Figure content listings
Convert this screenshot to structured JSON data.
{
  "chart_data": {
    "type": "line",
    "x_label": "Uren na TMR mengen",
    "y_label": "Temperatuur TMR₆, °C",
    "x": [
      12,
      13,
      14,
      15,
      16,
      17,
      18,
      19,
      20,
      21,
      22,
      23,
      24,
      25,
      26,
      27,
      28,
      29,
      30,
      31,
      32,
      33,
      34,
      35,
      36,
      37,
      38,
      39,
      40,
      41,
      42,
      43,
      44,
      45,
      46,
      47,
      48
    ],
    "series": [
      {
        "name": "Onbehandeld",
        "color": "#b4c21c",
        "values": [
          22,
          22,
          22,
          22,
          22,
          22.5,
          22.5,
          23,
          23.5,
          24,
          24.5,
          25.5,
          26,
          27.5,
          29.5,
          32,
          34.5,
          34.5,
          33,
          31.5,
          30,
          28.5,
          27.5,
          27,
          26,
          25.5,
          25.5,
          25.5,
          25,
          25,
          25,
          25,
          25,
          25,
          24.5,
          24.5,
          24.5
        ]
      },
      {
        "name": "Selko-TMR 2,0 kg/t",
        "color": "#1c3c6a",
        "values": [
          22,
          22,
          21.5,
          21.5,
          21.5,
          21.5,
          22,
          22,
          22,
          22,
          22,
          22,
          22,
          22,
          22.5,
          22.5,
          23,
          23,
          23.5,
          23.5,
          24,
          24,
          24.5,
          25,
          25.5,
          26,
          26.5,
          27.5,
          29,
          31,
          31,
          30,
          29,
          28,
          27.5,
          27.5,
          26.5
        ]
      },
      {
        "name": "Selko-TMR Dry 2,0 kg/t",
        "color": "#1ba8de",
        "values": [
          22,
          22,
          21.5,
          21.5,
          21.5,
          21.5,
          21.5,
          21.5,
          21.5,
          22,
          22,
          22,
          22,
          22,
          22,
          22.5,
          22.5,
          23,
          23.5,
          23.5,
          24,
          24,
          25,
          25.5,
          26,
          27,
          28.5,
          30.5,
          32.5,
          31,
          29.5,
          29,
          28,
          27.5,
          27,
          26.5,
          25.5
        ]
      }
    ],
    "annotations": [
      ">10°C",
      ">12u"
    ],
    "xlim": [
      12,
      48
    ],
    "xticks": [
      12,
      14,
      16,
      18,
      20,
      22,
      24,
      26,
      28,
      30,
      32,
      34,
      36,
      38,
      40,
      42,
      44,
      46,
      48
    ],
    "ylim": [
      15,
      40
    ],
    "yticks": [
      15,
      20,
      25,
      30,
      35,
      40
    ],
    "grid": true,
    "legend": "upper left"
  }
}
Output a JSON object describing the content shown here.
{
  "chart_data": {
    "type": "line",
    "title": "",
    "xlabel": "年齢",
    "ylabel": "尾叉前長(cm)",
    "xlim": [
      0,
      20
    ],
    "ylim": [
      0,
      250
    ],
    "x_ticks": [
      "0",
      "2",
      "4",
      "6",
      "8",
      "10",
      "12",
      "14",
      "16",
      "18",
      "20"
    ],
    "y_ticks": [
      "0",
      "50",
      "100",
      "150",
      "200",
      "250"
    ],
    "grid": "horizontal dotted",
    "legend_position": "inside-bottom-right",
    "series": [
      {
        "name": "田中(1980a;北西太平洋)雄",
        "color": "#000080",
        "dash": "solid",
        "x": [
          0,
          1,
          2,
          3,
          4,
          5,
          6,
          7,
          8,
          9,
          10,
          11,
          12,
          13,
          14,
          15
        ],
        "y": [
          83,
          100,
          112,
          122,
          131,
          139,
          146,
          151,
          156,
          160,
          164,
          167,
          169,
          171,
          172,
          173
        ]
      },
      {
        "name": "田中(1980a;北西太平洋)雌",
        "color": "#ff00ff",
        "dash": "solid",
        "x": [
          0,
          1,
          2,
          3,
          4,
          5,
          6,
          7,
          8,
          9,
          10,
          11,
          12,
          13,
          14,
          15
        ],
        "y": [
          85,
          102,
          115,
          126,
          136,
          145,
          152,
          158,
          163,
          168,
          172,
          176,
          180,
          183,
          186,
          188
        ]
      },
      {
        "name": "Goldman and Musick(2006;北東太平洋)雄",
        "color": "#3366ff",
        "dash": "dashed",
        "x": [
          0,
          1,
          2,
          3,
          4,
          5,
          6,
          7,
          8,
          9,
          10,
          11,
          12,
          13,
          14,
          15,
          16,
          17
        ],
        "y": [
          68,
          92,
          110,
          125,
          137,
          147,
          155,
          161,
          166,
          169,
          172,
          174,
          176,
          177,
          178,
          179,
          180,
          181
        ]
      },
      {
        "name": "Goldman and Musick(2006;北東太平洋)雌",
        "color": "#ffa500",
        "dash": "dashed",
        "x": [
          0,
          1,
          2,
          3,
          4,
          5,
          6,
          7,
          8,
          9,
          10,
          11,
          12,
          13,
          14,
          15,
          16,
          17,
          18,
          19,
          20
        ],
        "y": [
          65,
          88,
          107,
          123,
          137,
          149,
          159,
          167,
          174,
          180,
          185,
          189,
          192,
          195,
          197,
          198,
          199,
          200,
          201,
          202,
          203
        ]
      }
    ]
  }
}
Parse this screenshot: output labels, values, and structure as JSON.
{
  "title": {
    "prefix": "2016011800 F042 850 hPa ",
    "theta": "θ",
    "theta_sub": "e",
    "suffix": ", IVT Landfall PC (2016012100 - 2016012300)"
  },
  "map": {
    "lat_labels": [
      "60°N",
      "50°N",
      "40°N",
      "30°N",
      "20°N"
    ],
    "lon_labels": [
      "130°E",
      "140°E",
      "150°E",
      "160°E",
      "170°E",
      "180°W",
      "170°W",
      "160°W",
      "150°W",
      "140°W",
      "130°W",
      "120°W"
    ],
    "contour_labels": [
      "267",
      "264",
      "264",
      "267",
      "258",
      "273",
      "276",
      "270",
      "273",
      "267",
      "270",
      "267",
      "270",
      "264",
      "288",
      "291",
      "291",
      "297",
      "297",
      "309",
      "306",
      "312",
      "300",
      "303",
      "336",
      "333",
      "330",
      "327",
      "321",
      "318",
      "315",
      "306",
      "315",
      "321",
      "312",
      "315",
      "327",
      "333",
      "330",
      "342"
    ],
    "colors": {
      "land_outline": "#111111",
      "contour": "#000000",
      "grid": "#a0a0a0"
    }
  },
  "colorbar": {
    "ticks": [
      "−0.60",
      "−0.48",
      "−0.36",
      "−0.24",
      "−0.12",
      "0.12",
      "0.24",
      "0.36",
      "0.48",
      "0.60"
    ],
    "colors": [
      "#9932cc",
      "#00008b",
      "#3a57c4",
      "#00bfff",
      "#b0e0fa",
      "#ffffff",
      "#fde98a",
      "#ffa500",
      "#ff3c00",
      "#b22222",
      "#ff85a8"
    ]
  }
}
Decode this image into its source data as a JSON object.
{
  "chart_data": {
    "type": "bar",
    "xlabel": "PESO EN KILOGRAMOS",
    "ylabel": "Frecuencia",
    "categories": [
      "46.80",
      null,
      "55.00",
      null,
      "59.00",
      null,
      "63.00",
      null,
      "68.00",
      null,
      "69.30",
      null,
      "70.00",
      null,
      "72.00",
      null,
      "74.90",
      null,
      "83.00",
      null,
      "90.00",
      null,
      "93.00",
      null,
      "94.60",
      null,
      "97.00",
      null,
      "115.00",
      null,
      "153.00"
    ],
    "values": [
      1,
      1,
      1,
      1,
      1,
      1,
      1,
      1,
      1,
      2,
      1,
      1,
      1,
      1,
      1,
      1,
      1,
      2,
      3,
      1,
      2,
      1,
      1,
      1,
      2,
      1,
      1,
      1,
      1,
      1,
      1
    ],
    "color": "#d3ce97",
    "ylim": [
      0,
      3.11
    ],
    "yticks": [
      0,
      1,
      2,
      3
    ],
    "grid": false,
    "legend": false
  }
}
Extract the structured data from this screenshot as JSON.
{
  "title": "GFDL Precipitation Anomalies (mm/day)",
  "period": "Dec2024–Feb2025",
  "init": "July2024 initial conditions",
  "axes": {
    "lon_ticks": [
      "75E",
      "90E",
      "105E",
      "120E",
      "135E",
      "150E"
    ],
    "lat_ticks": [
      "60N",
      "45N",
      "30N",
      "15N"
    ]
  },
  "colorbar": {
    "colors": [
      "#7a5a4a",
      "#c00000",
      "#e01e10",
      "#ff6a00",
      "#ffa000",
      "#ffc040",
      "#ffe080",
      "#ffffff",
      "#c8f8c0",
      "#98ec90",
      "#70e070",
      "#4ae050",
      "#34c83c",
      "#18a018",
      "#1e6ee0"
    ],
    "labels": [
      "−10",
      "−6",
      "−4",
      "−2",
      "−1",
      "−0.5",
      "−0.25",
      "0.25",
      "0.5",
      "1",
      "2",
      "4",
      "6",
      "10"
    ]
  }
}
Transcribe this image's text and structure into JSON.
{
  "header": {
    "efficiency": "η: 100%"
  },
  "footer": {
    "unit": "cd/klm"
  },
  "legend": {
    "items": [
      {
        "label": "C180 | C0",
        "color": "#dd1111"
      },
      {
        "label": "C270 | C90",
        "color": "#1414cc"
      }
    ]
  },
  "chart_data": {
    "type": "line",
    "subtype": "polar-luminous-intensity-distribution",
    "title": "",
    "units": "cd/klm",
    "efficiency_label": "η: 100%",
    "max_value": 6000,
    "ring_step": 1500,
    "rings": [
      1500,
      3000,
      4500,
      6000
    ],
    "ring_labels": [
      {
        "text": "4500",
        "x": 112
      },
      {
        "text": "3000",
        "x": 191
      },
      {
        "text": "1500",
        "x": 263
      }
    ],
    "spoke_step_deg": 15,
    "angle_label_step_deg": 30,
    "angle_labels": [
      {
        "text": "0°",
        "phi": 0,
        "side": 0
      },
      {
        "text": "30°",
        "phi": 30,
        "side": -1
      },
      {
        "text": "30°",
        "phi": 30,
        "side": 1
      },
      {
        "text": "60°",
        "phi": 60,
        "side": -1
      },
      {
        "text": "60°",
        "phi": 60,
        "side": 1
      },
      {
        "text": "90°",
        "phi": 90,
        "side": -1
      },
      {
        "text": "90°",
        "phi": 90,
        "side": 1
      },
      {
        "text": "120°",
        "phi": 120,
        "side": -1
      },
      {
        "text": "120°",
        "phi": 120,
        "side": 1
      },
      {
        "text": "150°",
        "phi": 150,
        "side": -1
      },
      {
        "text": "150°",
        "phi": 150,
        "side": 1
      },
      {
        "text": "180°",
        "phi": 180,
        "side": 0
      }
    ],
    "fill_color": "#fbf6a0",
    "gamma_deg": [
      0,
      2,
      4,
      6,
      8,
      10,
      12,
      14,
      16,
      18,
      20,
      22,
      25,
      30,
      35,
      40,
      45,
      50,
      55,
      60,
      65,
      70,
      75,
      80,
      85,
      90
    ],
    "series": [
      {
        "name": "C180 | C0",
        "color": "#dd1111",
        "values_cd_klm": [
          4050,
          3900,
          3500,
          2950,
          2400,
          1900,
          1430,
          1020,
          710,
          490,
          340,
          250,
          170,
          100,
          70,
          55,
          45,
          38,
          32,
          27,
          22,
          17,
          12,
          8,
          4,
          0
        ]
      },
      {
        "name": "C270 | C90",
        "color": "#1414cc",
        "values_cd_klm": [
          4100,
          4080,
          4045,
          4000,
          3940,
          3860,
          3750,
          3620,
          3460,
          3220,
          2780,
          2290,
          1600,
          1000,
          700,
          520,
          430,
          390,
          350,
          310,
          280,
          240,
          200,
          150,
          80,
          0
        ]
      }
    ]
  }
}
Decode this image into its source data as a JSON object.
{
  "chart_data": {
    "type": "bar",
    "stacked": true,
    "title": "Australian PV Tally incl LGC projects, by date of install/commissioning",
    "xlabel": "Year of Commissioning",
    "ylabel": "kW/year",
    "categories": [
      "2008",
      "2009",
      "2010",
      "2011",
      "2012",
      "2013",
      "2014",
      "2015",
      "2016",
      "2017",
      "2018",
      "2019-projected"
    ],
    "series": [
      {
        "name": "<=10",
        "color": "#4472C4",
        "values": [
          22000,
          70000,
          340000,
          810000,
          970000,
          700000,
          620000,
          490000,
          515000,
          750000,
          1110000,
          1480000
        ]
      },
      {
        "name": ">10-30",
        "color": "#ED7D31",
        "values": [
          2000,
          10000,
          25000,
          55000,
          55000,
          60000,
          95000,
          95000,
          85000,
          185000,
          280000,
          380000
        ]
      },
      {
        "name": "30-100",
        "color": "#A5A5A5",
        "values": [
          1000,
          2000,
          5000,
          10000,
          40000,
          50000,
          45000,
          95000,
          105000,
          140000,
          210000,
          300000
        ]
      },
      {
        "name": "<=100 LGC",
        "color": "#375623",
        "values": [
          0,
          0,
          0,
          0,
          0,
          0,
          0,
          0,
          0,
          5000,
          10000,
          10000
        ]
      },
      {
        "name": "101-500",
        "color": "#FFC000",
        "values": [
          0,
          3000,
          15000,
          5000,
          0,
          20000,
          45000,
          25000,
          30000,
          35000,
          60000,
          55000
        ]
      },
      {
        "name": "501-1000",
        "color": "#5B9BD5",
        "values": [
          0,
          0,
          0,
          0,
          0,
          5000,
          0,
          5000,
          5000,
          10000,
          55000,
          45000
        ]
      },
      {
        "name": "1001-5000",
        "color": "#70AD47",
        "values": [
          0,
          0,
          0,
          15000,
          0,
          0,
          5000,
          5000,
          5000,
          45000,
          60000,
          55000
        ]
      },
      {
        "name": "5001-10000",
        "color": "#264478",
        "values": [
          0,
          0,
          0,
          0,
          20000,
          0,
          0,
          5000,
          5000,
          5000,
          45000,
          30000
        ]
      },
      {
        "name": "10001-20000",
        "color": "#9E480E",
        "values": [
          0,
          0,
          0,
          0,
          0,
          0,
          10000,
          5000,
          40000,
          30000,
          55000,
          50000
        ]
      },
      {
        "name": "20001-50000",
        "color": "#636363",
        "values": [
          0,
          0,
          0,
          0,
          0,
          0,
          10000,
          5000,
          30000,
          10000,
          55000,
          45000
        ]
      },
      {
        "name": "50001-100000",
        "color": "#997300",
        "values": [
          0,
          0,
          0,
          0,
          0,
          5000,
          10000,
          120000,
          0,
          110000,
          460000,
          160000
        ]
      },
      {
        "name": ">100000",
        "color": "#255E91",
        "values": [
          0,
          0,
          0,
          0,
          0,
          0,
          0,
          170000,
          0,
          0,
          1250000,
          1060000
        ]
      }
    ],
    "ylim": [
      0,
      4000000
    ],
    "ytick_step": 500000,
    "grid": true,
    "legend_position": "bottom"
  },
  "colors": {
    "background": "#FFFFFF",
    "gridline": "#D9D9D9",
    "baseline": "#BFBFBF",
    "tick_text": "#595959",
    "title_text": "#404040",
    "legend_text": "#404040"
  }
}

Task to complete:
Count every line in the preceding entries where the string "ylabel" appears, then state only the total.

The solution:
3